## WRITTEN PROBLEM
Can you transcribe every line exactly and leave the pictures behind?

(Dataset items)

★ ★ ★ ★ ★ ★ ★

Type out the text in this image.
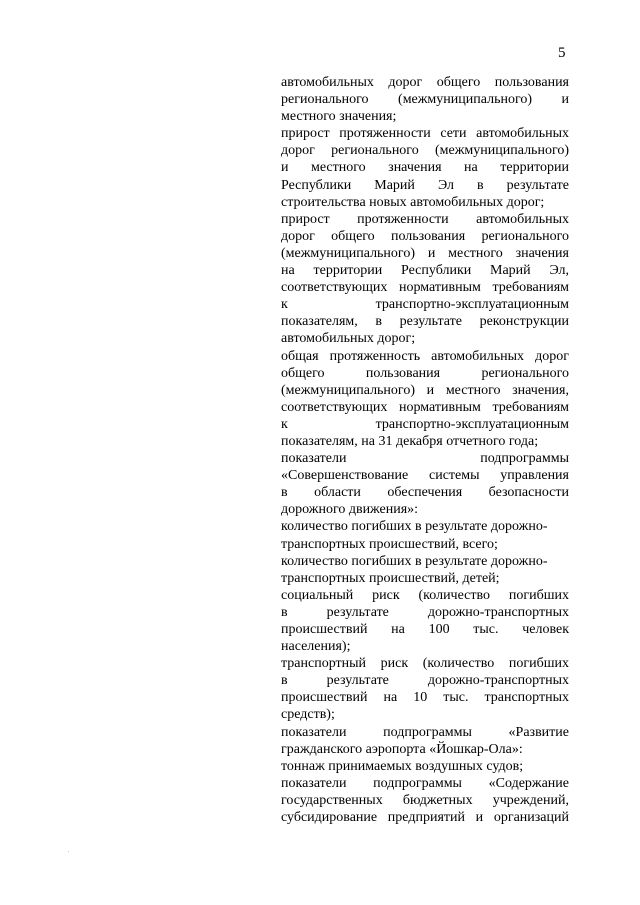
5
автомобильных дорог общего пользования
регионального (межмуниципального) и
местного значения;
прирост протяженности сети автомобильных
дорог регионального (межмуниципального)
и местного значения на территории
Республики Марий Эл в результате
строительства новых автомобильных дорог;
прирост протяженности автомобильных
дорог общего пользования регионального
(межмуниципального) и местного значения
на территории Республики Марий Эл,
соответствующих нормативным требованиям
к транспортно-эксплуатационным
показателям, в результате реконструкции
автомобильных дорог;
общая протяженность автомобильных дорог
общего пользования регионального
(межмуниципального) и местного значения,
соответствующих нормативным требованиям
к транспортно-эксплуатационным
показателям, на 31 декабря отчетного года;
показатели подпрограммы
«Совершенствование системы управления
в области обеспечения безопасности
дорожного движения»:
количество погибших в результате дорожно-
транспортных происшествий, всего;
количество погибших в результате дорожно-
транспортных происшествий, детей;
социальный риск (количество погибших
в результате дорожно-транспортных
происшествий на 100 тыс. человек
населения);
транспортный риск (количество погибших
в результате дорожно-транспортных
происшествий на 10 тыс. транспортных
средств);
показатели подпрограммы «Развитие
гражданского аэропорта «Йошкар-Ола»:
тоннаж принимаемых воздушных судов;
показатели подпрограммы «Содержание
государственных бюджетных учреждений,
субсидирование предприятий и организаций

★ ★ ★ ★ ★ ★ ★

## TASK RESULT
Type out the text in this image.
5
автомобильных дорог общего пользования
регионального (межмуниципального) и
местного значения;
прирост протяженности сети автомобильных
дорог регионального (межмуниципального)
и местного значения на территории
Республики Марий Эл в результате
строительства новых автомобильных дорог;
прирост протяженности автомобильных
дорог общего пользования регионального
(межмуниципального) и местного значения
на территории Республики Марий Эл,
соответствующих нормативным требованиям
к транспортно-эксплуатационным
показателям, в результате реконструкции
автомобильных дорог;
общая протяженность автомобильных дорог
общего пользования регионального
(межмуниципального) и местного значения,
соответствующих нормативным требованиям
к транспортно-эксплуатационным
показателям, на 31 декабря отчетного года;
показатели подпрограммы
«Совершенствование системы управления
в области обеспечения безопасности
дорожного движения»:
количество погибших в результате дорожно-
транспортных происшествий, всего;
количество погибших в результате дорожно-
транспортных происшествий, детей;
социальный риск (количество погибших
в результате дорожно-транспортных
происшествий на 100 тыс. человек
населения);
транспортный риск (количество погибших
в результате дорожно-транспортных
происшествий на 10 тыс. транспортных
средств);
показатели подпрограммы «Развитие
гражданского аэропорта «Йошкар-Ола»:
тоннаж принимаемых воздушных судов;
показатели подпрограммы «Содержание
государственных бюджетных учреждений,
субсидирование предприятий и организаций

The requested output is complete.